### Text excerpt
This one is the true beauty, it might more accurately be written as "enhancing the authority of US Attorneys to overcharge defendants"

There are tens of thousands of criminal provisions on the books. It is up to the US Attorney to use good judgment and exercise discretion in deciding what "crimes" to prosecute and what charges to bring. But a US Attorney has the personal goal of making his own record look as good as possible. So there are only two ways a US attorney can be dissuaded from overcharging:
1. the jurors will say, "Life for *that*, give me a freeking break." But jurors are voting in the dark, they do not know what the sentence is for "Count 3 of the indictment". And they are not allowed to be told. That is why we often hear of jurors saying that had they only known what the mandatory sentence was, they never would have voted the way they did.
2. the judge who hears what the case is about, and not merely reads what statute the defendant is charged under will say, "I now what this case is about and the sentence was never meant by the legislature to cover a case like this.

This "Reform" proposal would do away with the power of the judge to make those judgments. Hello, isn't "Judge" supposed to be part of the job description"?

[Data pulled from a collection]
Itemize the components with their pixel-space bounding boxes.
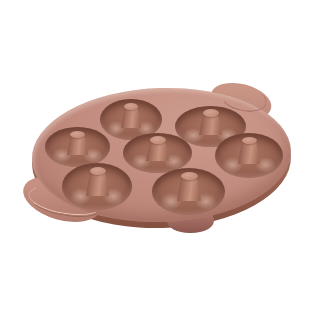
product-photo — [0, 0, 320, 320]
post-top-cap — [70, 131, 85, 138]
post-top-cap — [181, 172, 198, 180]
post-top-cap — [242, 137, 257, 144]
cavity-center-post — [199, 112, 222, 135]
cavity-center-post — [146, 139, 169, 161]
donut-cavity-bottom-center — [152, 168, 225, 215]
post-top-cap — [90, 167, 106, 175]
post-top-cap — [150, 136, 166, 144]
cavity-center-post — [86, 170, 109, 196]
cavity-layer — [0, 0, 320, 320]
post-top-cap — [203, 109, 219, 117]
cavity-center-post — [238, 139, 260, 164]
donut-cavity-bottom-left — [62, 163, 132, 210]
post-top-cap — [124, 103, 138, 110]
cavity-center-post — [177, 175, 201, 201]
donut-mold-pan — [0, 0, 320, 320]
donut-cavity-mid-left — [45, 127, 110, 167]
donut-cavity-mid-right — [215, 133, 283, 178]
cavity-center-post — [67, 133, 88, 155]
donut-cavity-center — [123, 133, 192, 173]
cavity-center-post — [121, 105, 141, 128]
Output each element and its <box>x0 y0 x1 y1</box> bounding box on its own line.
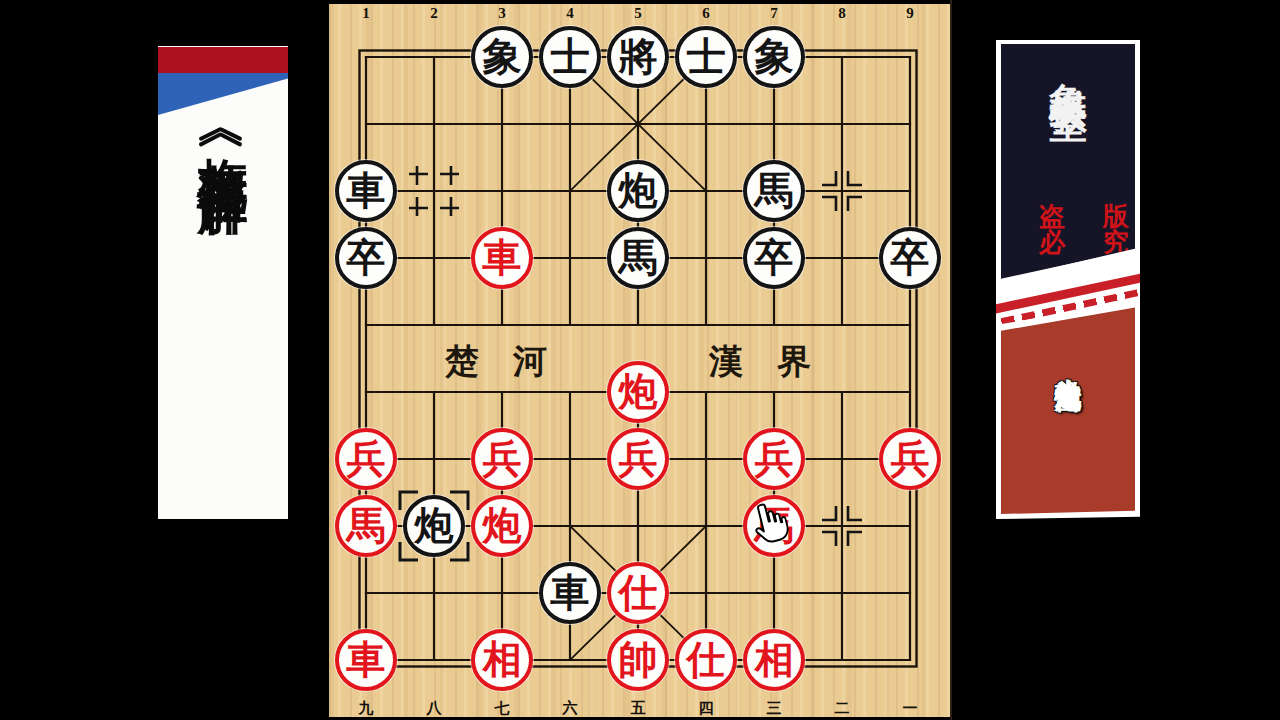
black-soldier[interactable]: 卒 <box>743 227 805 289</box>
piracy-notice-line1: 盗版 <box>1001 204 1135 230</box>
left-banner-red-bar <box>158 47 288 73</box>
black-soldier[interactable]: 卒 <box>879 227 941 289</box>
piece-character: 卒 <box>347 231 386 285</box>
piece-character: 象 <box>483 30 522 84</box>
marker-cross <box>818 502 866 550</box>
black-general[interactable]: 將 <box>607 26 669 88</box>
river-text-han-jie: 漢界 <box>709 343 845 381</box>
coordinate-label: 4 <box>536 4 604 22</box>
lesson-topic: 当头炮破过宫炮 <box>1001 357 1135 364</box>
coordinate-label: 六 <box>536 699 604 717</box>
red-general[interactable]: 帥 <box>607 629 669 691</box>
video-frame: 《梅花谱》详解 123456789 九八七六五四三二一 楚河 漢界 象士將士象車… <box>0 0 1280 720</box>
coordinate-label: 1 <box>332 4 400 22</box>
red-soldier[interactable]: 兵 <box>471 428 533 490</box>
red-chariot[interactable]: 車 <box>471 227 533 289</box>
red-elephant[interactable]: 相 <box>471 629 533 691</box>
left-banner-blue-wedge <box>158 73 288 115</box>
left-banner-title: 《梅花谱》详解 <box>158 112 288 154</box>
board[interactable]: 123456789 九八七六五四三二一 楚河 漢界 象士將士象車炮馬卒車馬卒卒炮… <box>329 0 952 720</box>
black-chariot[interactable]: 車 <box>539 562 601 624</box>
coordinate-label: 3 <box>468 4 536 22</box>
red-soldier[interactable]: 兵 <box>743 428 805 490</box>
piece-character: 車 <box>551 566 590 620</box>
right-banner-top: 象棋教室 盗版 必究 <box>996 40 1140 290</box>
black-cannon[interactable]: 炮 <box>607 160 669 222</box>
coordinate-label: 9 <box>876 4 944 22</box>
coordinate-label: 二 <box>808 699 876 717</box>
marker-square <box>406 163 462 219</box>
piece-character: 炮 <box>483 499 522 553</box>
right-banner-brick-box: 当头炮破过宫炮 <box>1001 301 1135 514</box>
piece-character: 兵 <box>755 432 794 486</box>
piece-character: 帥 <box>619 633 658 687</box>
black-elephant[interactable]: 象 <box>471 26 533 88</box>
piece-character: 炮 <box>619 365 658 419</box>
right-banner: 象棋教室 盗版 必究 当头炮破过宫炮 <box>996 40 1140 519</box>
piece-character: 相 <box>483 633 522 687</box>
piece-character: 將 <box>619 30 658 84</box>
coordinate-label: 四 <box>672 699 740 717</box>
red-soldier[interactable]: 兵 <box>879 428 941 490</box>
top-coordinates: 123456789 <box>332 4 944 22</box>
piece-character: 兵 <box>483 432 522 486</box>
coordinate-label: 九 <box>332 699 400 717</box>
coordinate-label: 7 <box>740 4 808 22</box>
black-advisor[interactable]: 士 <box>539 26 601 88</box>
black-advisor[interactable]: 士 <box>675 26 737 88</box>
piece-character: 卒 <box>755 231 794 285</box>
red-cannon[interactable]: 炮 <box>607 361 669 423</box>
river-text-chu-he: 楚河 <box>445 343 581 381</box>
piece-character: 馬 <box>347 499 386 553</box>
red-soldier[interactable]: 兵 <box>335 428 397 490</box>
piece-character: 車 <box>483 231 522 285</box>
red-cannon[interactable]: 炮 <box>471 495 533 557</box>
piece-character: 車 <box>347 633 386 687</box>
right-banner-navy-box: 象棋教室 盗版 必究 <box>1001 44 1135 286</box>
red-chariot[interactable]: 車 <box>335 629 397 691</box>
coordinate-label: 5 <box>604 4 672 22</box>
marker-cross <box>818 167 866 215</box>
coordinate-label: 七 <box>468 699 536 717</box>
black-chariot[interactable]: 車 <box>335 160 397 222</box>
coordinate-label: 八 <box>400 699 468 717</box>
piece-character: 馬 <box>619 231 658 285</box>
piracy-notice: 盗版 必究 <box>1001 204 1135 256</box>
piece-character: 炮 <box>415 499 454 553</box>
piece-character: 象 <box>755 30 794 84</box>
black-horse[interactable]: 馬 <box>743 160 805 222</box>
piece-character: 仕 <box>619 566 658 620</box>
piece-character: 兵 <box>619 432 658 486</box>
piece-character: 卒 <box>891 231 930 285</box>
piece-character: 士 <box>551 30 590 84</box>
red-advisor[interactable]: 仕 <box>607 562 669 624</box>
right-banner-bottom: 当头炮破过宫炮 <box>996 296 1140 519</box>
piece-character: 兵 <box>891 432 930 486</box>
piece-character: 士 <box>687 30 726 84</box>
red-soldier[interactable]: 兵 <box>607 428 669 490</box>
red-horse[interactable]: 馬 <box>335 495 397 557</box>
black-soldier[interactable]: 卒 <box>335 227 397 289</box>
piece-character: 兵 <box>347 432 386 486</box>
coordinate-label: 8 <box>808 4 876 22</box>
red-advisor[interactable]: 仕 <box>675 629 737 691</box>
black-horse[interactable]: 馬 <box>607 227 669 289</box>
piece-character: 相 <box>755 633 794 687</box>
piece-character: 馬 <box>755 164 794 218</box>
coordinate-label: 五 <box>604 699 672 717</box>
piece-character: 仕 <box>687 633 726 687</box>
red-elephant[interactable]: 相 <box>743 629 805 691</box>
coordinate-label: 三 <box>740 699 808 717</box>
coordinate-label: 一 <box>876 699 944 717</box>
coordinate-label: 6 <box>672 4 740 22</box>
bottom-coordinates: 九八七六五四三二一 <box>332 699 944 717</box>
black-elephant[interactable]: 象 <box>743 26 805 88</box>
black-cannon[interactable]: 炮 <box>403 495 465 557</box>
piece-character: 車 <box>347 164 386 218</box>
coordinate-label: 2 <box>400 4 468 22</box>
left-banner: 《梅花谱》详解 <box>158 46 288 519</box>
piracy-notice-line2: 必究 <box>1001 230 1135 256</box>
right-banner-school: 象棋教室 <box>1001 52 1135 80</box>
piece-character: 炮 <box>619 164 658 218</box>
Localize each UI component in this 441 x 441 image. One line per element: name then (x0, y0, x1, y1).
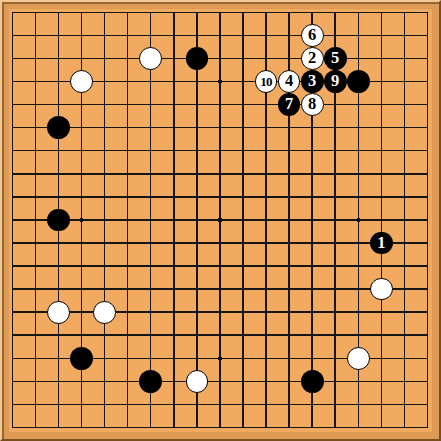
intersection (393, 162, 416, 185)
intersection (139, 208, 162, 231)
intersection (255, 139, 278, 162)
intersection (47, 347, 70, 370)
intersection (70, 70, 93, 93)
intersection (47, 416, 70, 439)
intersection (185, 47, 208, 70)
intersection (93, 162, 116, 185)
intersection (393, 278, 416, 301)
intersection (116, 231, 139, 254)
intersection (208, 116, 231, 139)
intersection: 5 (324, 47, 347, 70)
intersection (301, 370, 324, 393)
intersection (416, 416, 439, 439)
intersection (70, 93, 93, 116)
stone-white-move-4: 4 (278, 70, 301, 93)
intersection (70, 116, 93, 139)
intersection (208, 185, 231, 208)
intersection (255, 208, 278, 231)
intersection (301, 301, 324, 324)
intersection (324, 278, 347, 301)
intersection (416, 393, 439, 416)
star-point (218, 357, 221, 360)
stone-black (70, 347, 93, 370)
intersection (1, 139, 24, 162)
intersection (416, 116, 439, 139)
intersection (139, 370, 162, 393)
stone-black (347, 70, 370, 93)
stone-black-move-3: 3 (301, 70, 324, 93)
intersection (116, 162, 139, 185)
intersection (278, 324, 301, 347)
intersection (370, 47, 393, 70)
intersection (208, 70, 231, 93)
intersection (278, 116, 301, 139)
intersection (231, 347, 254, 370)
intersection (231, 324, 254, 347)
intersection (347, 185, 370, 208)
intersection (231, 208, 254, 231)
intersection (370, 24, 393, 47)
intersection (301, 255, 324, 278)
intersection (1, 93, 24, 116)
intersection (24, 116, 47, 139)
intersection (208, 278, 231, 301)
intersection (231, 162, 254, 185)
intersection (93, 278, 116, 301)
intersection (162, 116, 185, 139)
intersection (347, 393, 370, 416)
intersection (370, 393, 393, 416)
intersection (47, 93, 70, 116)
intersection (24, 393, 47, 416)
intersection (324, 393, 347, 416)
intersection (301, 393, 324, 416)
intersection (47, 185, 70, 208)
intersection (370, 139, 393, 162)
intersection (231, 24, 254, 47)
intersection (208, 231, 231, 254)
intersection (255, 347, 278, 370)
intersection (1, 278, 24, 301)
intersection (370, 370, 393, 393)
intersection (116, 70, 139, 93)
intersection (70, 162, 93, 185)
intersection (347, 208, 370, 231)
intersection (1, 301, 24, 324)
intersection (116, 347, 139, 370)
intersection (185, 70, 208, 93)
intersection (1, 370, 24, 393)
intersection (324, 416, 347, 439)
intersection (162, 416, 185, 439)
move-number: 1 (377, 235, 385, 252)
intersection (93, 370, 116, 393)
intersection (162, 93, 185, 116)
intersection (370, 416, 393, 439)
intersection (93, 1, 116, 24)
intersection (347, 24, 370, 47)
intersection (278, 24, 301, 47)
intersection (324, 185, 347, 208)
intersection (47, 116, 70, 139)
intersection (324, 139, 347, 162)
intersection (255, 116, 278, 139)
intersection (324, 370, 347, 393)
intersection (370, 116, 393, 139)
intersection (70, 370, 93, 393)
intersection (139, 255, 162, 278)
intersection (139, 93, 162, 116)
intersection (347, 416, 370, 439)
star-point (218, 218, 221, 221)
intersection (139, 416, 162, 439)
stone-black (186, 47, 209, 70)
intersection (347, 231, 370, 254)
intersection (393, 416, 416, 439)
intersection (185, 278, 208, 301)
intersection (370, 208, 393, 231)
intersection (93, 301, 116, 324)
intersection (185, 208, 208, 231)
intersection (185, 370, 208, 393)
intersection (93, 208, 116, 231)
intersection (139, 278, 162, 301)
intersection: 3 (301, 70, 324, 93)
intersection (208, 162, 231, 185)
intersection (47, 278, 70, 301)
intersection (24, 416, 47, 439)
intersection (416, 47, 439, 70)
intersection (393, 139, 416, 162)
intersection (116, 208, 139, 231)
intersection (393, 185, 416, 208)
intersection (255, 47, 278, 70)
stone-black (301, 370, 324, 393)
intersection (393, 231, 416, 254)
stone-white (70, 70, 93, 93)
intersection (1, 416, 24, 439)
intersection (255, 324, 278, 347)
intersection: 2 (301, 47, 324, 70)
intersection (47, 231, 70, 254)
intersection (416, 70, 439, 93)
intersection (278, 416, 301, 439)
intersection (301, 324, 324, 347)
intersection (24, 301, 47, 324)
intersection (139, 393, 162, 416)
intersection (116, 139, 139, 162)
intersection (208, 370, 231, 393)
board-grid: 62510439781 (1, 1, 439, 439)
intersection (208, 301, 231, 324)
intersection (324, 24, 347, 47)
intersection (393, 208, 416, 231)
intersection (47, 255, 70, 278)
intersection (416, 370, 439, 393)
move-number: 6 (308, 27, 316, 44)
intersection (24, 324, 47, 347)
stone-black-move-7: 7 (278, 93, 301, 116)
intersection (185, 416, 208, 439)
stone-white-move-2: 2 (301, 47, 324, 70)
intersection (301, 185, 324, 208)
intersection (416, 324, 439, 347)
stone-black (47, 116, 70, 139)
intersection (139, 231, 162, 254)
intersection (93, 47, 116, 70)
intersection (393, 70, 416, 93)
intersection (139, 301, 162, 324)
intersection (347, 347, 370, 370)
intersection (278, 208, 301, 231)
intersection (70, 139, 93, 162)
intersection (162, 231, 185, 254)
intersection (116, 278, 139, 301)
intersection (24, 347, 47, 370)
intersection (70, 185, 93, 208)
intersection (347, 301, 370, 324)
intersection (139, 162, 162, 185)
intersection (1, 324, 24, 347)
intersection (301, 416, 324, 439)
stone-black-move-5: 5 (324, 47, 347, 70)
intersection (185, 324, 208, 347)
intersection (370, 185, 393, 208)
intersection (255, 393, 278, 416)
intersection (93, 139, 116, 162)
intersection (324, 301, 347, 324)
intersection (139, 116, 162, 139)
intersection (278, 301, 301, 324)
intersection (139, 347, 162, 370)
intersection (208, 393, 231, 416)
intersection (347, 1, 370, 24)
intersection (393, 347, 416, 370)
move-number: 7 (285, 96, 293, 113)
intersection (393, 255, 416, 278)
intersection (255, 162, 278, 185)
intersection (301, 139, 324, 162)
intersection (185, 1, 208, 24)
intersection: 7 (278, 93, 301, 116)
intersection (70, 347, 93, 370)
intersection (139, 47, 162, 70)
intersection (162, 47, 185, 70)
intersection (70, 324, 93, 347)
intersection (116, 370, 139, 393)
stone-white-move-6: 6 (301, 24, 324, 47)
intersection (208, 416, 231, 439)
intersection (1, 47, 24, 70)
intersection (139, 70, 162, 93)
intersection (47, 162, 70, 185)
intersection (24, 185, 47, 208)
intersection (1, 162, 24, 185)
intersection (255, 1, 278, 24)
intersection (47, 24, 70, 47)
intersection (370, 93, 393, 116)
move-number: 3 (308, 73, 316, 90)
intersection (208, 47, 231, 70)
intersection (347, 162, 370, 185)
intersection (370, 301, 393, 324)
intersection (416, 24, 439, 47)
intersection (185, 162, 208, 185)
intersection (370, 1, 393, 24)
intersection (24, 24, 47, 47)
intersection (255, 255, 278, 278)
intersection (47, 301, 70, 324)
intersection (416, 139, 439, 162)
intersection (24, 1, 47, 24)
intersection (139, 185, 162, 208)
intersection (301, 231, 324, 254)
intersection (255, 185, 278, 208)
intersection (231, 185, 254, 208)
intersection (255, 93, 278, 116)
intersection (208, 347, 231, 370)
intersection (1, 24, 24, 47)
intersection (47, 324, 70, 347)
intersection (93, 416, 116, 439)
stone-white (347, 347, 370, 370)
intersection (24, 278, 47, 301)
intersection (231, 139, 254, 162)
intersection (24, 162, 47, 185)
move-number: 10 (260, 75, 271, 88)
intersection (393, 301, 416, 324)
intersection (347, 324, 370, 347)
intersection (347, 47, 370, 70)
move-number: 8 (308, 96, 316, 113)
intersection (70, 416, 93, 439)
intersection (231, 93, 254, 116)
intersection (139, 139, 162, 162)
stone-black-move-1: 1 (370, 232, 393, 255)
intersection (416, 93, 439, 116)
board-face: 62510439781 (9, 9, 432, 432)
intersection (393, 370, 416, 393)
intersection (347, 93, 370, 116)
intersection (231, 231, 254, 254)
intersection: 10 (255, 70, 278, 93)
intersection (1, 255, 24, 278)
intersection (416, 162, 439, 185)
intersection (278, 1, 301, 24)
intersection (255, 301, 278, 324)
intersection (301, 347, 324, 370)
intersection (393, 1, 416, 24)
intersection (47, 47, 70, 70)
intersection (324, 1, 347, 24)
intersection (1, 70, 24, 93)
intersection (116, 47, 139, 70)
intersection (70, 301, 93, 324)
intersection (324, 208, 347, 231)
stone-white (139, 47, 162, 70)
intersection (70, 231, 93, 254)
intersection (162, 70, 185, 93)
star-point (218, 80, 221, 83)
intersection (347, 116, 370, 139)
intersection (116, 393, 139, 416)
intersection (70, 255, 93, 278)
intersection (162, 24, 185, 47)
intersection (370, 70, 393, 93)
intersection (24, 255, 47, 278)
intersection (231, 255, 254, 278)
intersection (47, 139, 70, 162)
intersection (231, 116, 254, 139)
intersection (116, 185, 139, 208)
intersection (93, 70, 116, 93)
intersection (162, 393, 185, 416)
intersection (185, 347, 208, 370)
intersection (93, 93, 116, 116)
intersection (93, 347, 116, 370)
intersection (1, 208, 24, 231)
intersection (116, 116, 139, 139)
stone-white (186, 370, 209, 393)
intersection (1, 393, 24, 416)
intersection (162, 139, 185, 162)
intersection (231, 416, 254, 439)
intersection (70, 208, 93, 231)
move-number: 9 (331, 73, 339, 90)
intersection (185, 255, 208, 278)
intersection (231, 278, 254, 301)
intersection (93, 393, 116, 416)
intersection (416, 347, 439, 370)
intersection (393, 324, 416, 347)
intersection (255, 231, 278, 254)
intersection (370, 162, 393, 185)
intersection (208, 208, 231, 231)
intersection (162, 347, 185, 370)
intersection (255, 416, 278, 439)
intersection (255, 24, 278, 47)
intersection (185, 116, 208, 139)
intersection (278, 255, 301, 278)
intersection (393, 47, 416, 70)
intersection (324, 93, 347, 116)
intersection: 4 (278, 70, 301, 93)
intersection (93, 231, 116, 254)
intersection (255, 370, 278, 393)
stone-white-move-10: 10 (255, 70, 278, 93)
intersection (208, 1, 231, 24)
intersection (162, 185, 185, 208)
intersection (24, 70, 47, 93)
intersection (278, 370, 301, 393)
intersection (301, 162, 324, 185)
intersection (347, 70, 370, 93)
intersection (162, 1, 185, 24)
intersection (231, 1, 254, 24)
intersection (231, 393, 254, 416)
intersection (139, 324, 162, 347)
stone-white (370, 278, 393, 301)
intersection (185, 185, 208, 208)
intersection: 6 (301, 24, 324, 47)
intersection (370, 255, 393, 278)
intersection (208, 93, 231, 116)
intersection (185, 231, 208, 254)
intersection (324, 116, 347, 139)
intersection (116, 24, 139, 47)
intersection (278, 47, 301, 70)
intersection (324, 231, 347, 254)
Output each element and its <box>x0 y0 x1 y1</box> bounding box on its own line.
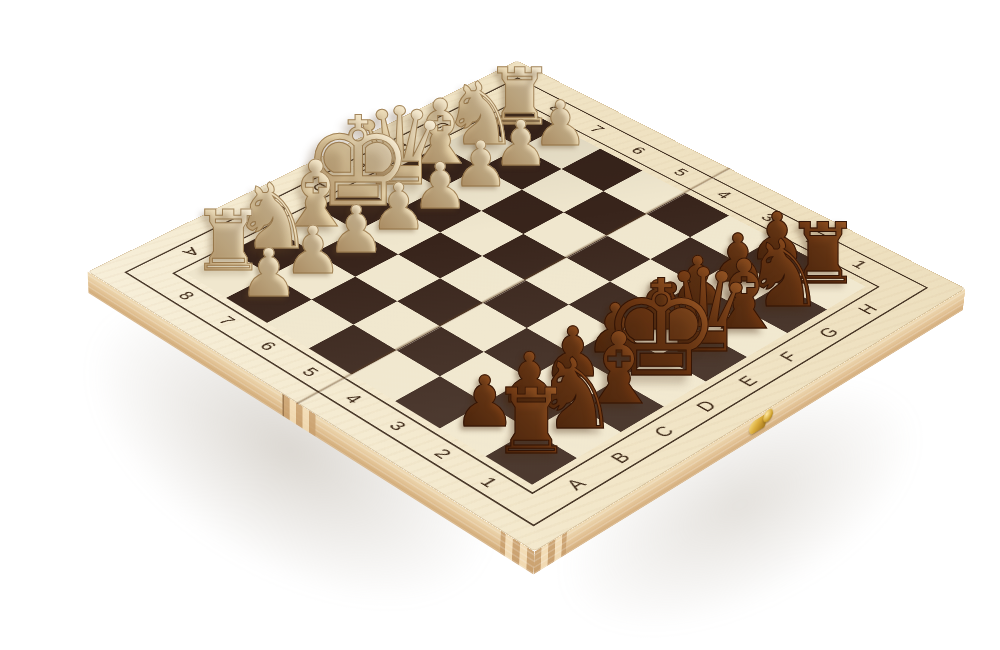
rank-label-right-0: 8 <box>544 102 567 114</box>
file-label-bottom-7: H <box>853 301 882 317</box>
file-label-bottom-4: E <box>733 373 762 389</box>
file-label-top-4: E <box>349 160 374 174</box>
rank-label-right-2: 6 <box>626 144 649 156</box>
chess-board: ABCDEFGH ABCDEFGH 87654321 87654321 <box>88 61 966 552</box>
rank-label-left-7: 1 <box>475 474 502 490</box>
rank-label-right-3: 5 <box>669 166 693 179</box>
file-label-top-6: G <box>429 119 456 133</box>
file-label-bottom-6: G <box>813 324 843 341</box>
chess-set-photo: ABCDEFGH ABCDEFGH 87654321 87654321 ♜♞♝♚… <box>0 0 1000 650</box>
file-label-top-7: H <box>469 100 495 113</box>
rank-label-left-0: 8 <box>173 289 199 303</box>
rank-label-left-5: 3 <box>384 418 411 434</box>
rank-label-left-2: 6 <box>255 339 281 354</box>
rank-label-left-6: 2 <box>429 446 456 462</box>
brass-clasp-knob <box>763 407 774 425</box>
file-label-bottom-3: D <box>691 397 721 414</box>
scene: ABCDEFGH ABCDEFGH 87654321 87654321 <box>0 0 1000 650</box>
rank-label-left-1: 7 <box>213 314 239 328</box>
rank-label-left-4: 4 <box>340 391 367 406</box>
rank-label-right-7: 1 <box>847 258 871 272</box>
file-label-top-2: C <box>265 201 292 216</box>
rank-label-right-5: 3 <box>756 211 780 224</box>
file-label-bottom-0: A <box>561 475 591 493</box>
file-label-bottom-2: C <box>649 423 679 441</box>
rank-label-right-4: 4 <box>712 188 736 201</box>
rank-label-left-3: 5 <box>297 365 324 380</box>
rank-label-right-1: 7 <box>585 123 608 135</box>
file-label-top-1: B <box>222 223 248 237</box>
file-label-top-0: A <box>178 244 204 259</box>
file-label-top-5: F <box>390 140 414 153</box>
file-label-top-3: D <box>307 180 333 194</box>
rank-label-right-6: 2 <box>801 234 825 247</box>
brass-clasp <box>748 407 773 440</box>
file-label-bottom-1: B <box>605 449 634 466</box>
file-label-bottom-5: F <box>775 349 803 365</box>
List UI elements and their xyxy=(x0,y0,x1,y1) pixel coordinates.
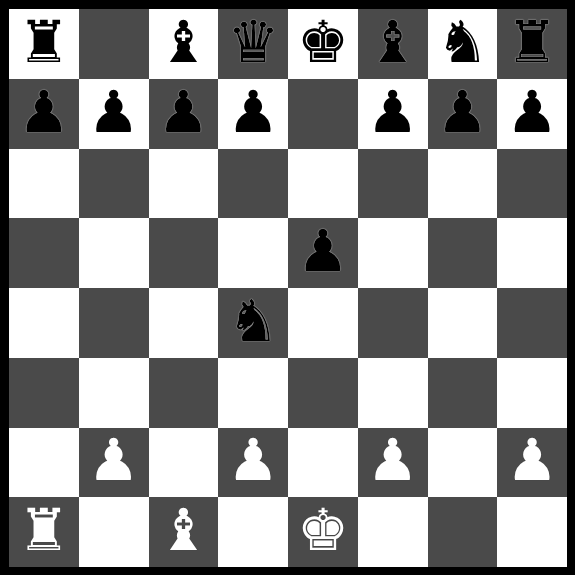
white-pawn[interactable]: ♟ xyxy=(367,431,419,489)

### Job A
According to the passage on US Attorneys, how many criminal provisions are on the books?
### Job B
Quote the passage on US Attorneys between "There are tens" and "way they did.", inclusive.
The records have nothing to do with the passage on US Attorneys.

### Correct response A
Tens of thousands.

### Correct response B
There are tens of thousands of criminal provisions on the books. It is up to the US Attorney to use good judgment and exercise discretion in deciding what "crimes" to prosecute and what charges to bring. But a US Attorney has the personal goal of making his own record look as good as possible. So there are only two ways a US attorney can be dissuaded from overcharging:
1. the jurors will say, "Life for *that*, give me a freeking break." But jurors are voting in the dark, they do not know what the sentence is for "Count 3 of the indictment". And they are not allowed to be told. That is why we often hear of jurors saying that had they only known what the mandatory sentence was, they never would have voted the way they did.